Determine the number of lines containing the word "duration". Reply with it and nothing else.

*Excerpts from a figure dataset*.

--- Begin ---

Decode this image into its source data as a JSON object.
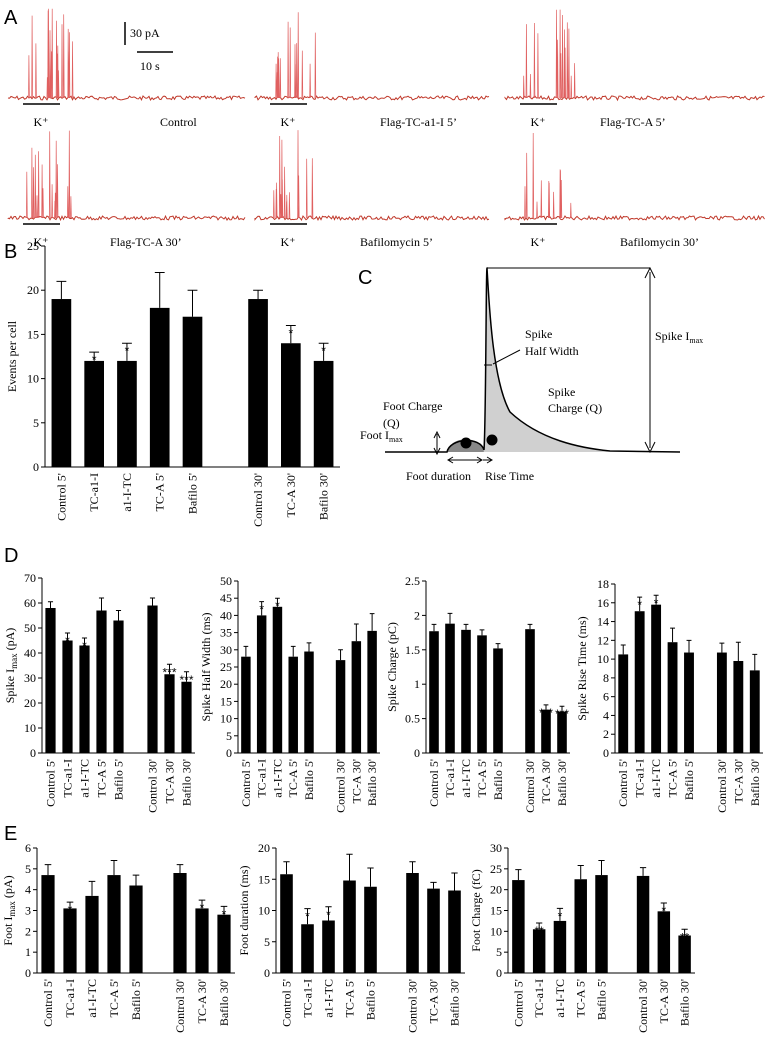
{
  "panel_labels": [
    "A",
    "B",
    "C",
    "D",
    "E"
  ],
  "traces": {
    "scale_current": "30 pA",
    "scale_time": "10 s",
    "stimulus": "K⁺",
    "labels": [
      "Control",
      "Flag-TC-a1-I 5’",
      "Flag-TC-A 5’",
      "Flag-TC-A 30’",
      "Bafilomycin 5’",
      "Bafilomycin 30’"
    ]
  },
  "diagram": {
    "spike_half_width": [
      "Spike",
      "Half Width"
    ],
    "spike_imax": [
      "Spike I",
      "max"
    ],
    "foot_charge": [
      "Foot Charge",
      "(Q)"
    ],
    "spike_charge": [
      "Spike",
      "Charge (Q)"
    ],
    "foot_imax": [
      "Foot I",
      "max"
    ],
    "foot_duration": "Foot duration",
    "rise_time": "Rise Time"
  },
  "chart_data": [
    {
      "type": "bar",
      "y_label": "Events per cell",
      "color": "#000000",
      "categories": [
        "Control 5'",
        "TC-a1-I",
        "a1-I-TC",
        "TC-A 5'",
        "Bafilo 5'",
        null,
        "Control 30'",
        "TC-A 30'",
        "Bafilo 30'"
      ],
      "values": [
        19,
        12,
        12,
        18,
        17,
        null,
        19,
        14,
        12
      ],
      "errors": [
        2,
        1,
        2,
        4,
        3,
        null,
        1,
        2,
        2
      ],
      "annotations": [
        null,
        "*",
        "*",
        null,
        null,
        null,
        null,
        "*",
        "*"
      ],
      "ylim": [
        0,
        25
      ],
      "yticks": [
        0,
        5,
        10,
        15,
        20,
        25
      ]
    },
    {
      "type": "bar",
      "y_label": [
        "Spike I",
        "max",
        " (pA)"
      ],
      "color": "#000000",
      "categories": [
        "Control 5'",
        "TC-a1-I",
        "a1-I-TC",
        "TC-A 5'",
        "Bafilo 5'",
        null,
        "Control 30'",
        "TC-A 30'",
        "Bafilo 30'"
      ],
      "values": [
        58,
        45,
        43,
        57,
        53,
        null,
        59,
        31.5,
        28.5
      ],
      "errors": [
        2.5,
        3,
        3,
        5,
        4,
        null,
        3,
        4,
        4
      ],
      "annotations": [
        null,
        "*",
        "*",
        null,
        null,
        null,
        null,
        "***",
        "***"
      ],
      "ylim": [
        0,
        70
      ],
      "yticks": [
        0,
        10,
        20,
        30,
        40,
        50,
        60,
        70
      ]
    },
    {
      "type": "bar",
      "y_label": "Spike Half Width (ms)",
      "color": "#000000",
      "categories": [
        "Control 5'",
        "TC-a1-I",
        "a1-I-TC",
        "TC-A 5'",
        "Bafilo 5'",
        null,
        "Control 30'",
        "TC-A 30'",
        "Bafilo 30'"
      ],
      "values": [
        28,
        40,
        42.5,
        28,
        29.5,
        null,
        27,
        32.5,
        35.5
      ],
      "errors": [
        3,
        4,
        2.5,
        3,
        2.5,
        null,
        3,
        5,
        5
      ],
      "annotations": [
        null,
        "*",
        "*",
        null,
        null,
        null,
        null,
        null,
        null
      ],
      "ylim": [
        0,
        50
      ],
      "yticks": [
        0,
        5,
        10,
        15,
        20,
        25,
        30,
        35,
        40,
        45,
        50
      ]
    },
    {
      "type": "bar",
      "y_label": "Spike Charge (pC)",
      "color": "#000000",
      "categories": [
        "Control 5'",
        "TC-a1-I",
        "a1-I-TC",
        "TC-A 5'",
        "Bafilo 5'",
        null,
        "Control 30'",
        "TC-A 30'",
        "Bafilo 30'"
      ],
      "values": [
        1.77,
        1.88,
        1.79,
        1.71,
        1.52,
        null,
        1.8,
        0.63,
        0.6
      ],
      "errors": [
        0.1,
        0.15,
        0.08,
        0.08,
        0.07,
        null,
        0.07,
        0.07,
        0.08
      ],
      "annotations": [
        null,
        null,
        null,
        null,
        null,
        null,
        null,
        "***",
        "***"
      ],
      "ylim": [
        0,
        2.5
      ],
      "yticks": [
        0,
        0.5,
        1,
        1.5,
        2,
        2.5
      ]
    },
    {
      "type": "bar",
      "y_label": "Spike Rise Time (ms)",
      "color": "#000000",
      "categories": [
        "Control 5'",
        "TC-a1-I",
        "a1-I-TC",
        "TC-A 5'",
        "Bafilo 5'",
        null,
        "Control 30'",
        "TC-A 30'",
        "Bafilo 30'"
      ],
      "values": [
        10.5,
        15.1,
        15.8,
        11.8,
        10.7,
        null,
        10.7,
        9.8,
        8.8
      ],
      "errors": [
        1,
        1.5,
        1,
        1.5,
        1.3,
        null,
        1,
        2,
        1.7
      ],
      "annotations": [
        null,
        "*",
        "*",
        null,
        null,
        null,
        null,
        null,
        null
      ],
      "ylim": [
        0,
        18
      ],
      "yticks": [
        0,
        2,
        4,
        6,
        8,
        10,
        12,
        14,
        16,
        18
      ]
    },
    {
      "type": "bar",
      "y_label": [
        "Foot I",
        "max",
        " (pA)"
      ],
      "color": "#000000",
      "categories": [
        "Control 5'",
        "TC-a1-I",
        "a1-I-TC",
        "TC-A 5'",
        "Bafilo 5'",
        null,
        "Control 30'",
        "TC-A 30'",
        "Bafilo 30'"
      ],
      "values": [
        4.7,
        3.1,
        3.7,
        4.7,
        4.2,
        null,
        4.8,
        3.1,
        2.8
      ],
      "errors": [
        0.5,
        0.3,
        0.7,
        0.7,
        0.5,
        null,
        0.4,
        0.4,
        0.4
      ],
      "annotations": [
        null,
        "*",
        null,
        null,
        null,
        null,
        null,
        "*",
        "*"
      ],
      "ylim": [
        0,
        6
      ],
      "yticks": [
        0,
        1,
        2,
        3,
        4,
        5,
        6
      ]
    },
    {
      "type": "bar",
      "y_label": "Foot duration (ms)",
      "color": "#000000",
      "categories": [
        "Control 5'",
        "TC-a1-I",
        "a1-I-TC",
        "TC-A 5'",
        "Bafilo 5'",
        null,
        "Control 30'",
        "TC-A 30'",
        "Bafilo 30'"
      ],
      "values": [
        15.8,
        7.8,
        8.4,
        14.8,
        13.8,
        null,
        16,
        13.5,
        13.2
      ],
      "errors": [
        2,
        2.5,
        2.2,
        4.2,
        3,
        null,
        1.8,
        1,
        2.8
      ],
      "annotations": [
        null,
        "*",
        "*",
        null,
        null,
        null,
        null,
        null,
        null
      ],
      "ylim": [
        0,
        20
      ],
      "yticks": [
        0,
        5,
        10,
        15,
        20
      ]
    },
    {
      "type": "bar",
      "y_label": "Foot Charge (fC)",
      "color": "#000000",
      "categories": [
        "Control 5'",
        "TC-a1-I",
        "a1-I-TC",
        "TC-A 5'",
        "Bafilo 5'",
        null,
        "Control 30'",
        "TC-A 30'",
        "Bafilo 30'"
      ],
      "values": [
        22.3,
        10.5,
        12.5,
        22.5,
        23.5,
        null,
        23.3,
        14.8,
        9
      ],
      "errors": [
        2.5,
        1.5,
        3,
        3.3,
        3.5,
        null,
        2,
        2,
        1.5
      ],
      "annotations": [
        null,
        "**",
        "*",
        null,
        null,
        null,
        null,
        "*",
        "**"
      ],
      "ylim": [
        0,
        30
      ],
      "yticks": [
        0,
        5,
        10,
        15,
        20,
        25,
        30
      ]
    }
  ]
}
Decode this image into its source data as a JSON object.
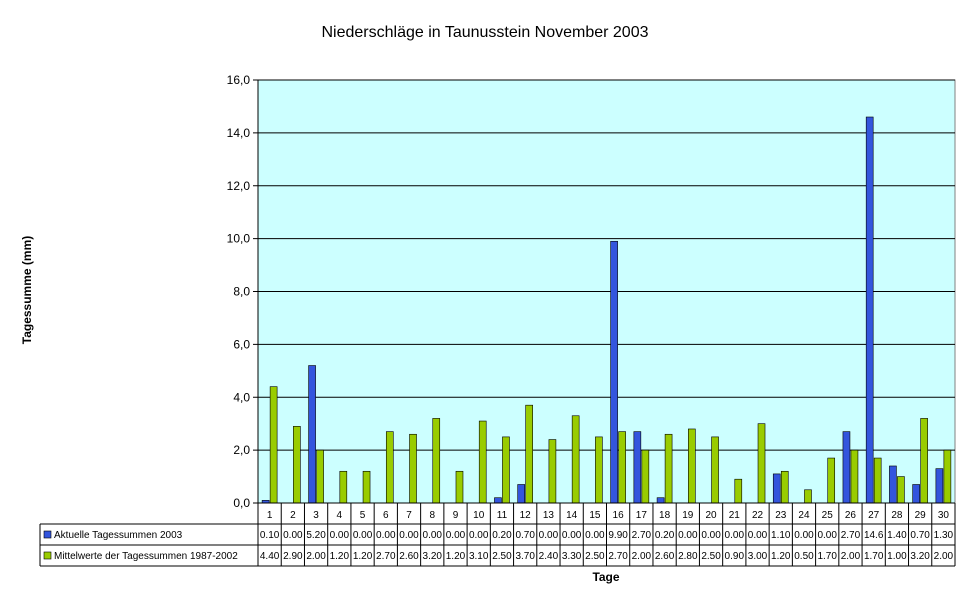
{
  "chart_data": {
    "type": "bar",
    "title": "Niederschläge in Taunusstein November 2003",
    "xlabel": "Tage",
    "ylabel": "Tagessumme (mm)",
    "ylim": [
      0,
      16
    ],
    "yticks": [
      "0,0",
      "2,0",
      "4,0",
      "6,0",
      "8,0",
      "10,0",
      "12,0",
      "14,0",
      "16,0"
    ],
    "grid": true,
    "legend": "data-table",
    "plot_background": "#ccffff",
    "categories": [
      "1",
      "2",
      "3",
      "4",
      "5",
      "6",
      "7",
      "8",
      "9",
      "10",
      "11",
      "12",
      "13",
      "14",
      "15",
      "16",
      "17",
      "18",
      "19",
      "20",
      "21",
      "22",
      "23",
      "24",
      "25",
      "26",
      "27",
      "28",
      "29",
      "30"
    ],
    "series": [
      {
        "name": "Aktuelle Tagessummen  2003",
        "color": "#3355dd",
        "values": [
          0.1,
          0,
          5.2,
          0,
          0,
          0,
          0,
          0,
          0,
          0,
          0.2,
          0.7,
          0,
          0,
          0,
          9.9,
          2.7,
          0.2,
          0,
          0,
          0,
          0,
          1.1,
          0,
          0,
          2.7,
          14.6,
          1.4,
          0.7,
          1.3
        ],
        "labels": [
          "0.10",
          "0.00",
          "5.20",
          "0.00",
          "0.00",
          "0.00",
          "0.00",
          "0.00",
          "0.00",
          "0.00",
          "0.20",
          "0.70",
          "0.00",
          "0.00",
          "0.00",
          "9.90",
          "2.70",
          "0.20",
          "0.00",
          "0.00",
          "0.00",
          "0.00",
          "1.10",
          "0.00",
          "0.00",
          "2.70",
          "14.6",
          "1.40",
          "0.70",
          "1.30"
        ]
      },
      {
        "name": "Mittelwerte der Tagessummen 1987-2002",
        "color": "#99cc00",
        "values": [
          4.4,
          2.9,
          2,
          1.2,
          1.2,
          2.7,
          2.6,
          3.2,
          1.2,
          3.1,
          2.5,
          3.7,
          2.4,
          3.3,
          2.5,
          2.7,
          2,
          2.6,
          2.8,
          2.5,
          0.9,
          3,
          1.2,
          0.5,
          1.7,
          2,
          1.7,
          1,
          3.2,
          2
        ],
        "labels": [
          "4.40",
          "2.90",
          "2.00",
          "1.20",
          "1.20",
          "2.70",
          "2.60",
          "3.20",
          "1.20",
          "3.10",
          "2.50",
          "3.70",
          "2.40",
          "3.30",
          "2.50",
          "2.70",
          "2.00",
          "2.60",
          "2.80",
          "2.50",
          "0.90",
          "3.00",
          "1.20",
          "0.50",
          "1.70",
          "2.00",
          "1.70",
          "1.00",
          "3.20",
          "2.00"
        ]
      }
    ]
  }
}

--- End ---

*Exercise solution*. 2